### EXERCISE DATA
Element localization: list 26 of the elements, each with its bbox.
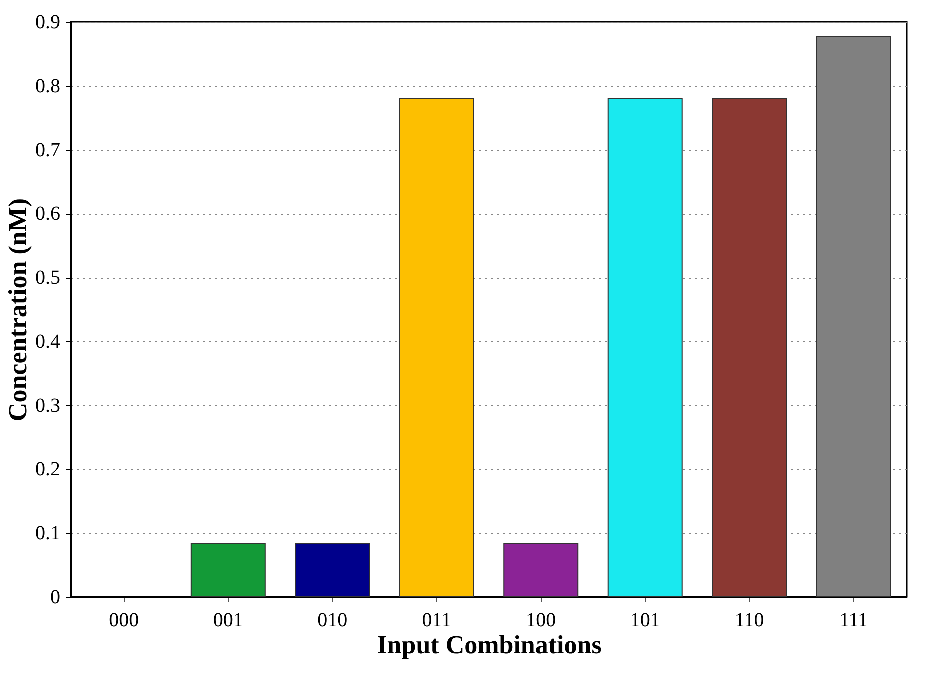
y-axis-title: Concentration (nM) [4,198,32,422]
bar [504,543,579,598]
bar [608,98,683,598]
x-axis-title: Input Combinations [377,630,602,660]
y-tick-label: 0.7 [36,139,60,162]
bar [712,98,788,598]
y-tick-label: 0.4 [36,330,60,353]
y-tick-label: 0.3 [36,394,60,417]
y-tick-label: 0.6 [36,203,60,226]
y-tick-label: 0.9 [36,12,60,34]
y-tick-label: 0.5 [36,267,60,290]
x-tick-label: 011 [422,610,452,632]
x-tick-label: 110 [734,610,764,632]
bar [399,98,474,598]
x-tick-label: 111 [840,610,868,632]
x-tick-label: 101 [630,610,660,632]
bar [190,543,266,598]
y-tick-label: 0.8 [36,75,60,98]
x-tick-label: 000 [109,610,140,632]
x-tick-label: 010 [318,610,348,632]
y-tick-label: 0.1 [36,522,60,545]
x-tick-label: 100 [526,610,556,632]
y-tick-label: 0.2 [36,458,60,481]
x-tick-label: 001 [213,610,244,632]
bar [295,543,370,598]
y-tick-label: 0 [50,586,60,608]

### JOB
Count how many of the lines above contain the string "axis" with matching case, and reply with that number only.

### EXERCISE RESULT
2